O especialista avançou neste particular que a corretagem com remédios tradicionais é mais grave, porque a pessoa não sabe como tomar o remédio e nem o tipo de dosagem tem o produto e a quantidade a consumir diariamente.
Sublinhou ainda que a corretagem com remédios tradicionais tem consequências muito graves, dado que esse processo pode danificar o endométrial, onde a criança fica deitada dentro de útero durante a gravidez. E, quando asim for, a paciente não terá mais a possibilidade de aguentar nenhuma fecundação.
O especialista aconselhou que a melhor forma de se evitar “essa tragédia“ é o uso de um método de planeamento familiar adequado. Actualmente é algo fácil de encontrar, porque existe em todos os hospitais, centros de saúde e clínicas privadas da cidade bem como nas regiões. Avançou que a melhor forma de se evitar uma gravidez precoce indesejada é o uso dos preservativos que “até são oferecidos nos centros de saúde“, refere.
ABORTAR UMA CRIANÇA TEM A VER COM A FALTA DE SENSIBILIZAÇÃO DOS PAIS NO SEIO FAMILIAR
A nossa reportagem contactou dois especialistas: um psicólogo e um sociólogo, para falarem do trauma e das consequências que a prática pode causar à sociedade, como também do trauma que a própria praticante pode sofrer perante a comunidade.
Para o psicólogo do hospital principal militar “Amizade Sino Guineense”, Blowshande N. Cabi, a prática do aborto e do abandono de crianças tem a ver com a falta de sensibilização dos pais no seio familiar. No entendimento do psicólogo, a matéria ligada a relação sexual é uma matéria “tabu” para muitas famílias.
De acordo com o psicólogo, actualmente nota-se que a via mais procurada pelos pais e pelos encarregados de educação é de persuadir as suas filhas a utilizarem os “diu’s” (dispositivos intrauterinos como anilhas etc.), como método para se evitar qualquer gravidez indesejada. Porém muitos pais não sabem as consequências do uso deste método, porque às vezes as crianças correm o risco de ficar sem o período menstrual durante quatro ou mais meses o que pode levar à varias complicações como: infecções e dificuldades em ter filhos no futuro.
Segundo Blowshande N. Cabi, o aborto ou abandono de fetos e crianças tem ainda outros riscos colaterais como: vazio mental e falta de raciocínio.

=======

◆ Tarefas a cumprir:
1. Transcreva do texto sobre o aborto o trecho que começa nas palavras "ABORTAR UMA CRIANÇA" e termina depois de "perante a comunidade.".
2. Indique se cada afirmação está de acordo com o texto sobre o aborto, respondendo sim ou não e citando as palavras do texto que o decidem: (a) segundo o especialista, os métodos de planeamento familiar só existem nos hospitais da cidade; (b) Blowshande N. Cabi é psicólogo do hospital principal militar "Amizade Sino Guineense"; (c) os preservativos chegam a ser oferecidos nos centros de saúde.

Excertos de um conjunto de dados
=======

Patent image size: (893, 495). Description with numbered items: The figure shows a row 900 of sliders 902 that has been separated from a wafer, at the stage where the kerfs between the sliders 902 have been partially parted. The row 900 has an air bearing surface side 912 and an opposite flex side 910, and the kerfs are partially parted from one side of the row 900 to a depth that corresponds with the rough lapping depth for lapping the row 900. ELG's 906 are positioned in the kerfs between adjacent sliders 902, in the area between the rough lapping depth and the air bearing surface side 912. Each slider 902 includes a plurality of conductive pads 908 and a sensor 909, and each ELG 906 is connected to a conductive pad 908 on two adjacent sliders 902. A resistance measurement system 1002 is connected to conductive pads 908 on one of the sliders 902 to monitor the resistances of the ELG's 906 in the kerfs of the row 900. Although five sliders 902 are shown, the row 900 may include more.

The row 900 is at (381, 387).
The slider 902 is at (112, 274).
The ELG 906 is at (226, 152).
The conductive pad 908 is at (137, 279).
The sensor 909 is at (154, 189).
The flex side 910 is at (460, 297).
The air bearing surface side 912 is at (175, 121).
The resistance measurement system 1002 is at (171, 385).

=======

◆ Resultados por tarefa:
1.
ABORTAR UMA CRIANÇA TEM A VER COM A FALTA DE SENSIBILIZAÇÃO DOS PAIS NO SEIO FAMILIAR
A nossa reportagem contactou dois especialistas: um psicólogo e um sociólogo, para falarem do trauma e das consequências que a prática pode causar à sociedade, como também do trauma que a própria praticante pode sofrer perante a comunidade.

2.
(a) Não: «existe em todos os hospitais, centros de saúde e clínicas privadas da cidade bem como nas regiões».
(b) Sim: «Para o psicólogo do hospital principal militar “Amizade Sino Guineense”, Blowshande N. Cabi».
(c) Sim: «até são oferecidos nos centros de saúde».